Count the lines below that include the word "муниципальной" and write that number alone.

▶ **LISTED ENTRIES**:
# # # #
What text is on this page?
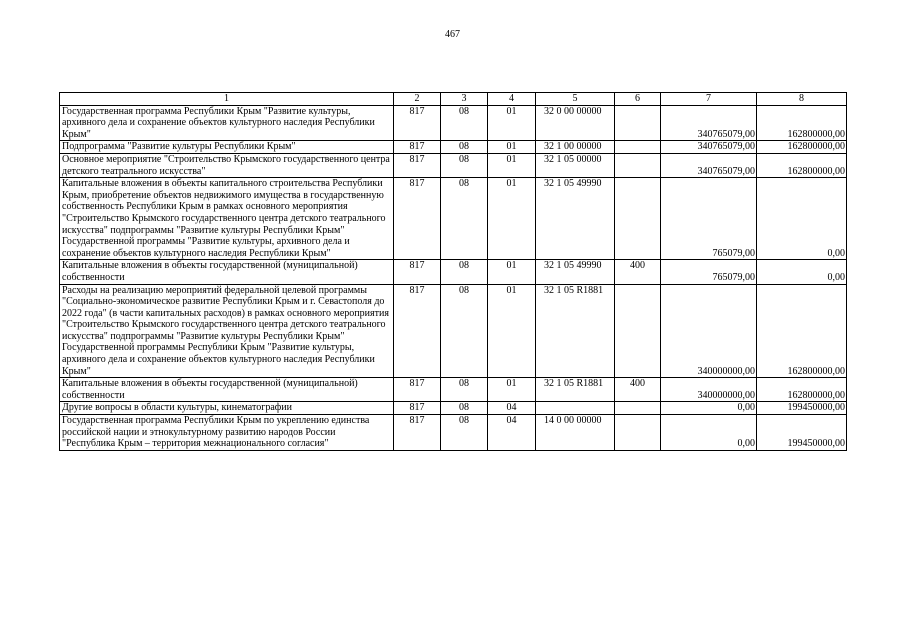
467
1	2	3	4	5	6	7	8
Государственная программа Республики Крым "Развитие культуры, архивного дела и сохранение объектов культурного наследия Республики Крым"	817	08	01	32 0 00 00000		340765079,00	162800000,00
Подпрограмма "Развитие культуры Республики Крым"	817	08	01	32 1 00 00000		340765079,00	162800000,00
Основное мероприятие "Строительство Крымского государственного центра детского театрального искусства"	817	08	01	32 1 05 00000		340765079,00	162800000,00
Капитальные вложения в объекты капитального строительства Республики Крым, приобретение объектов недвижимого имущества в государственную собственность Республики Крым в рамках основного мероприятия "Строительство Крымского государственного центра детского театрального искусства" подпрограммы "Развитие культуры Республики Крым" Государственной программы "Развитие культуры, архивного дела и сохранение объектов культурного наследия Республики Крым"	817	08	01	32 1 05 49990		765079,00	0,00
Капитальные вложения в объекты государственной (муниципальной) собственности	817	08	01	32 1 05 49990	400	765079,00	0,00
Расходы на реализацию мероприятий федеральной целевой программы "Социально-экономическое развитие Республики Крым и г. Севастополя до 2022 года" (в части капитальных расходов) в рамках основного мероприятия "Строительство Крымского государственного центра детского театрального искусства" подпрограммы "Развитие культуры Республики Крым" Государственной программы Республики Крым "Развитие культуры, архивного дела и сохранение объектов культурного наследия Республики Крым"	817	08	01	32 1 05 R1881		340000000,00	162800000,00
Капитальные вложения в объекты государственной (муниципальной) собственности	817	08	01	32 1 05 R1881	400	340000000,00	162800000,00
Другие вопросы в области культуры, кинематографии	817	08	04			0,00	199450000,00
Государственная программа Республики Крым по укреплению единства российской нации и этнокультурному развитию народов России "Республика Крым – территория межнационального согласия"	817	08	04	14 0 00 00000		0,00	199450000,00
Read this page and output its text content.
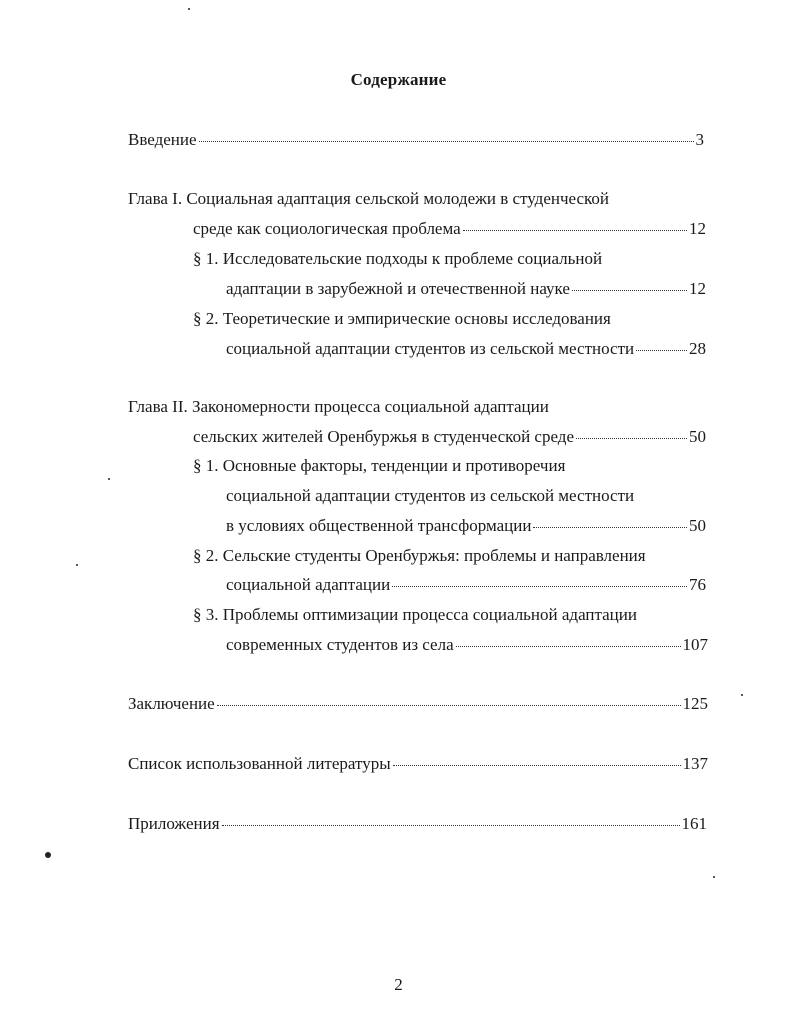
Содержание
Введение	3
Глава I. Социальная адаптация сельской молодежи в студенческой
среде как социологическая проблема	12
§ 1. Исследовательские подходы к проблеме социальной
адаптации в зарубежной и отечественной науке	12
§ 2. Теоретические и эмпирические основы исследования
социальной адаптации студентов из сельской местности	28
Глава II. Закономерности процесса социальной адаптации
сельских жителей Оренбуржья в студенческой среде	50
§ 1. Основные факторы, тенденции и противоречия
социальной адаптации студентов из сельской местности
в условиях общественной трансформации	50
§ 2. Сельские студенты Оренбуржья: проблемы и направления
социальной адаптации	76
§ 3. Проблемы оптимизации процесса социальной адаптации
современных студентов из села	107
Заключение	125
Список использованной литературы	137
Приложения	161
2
# # # #
▶ **THE SOLUTION**: 2